▶ Problem statement
Below are records to transcribe exactly, without their pictures.
[start of Source data]
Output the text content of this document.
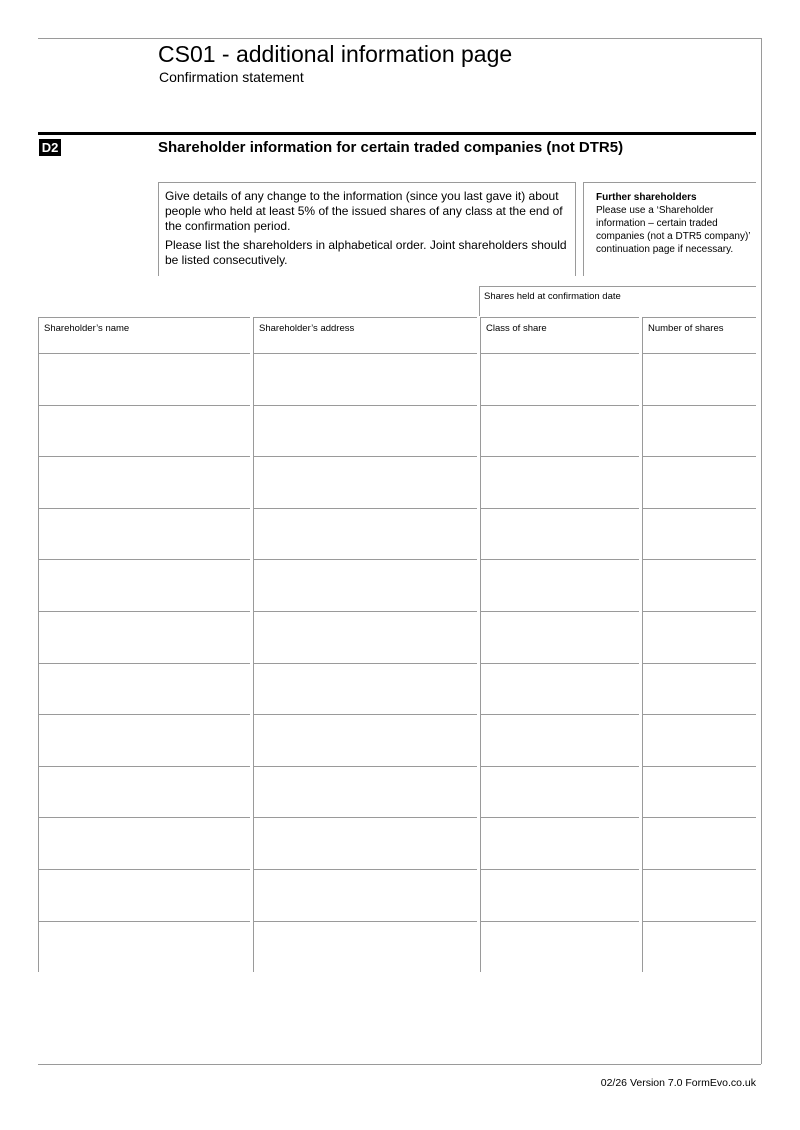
CS01 - additional information page
Confirmation statement
D2	Shareholder information for certain traded companies (not DTR5)

Give details of any change to the information (since you last gave it) about people who held at least 5% of the issued shares of any class at the end of the confirmation period.

Please list the shareholders in alphabetical order. Joint shareholders should be listed consecutively.

Further shareholders
Please use a ‘Shareholder information – certain traded companies (not a DTR5 company)’ continuation page if necessary.
Shares held at confirmation date
Shareholder’s name	Shareholder’s address	Class of share	Number of shares
02/26 Version 7.0 FormEvo.co.uk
[end of Source data]
▶ Finished task
Output the text content of this document.
CS01 - additional information page
Confirmation statement
D2	Shareholder information for certain traded companies (not DTR5)

Give details of any change to the information (since you last gave it) about people who held at least 5% of the issued shares of any class at the end of the confirmation period.

Please list the shareholders in alphabetical order. Joint shareholders should be listed consecutively.

Further shareholders
Please use a ‘Shareholder information – certain traded companies (not a DTR5 company)’ continuation page if necessary.
Shares held at confirmation date
Shareholder’s name	Shareholder’s address	Class of share	Number of shares
02/26 Version 7.0 FormEvo.co.uk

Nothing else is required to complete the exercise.